■ **Problem requirements**: Reproduce every line of the listing as written, apart from the pictures.

____ Given data

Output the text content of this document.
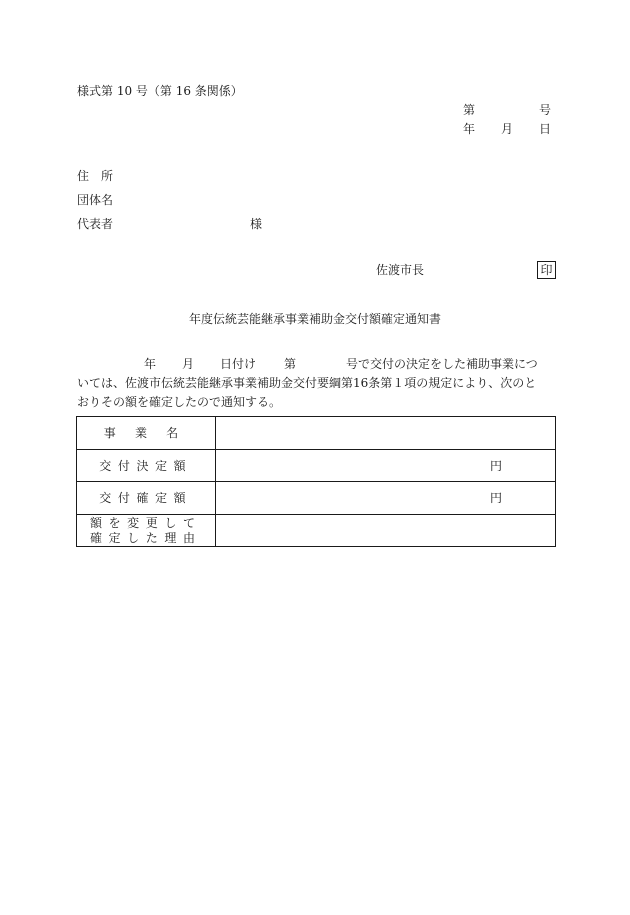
様式第 10 号（第 16 条関係）
第	号
年 月 日
住　所
団体名
代表者	様
佐渡市長	印
年度伝統芸能継承事業補助金交付額確定通知書
年 月 日付け 第	号で交付の決定をした補助事業につ
いては、佐渡市伝統芸能継承事業補助金交付要綱第16条第１項の規定により、次のと
おりその額を確定したので通知する。
事業名	
交付決定額	円

交付確定額	円

額を変更して
確定した理由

________

■ **Correct result**:
Output the text content of this document.
様式第 10 号（第 16 条関係）
第	号
年 月 日
住　所
団体名
代表者	様
佐渡市長	印
年度伝統芸能継承事業補助金交付額確定通知書
年 月 日付け 第	号で交付の決定をした補助事業につ
いては、佐渡市伝統芸能継承事業補助金交付要綱第16条第１項の規定により、次のと
おりその額を確定したので通知する。
事業名	
交付決定額	円

交付確定額	円

額を変更して
確定した理由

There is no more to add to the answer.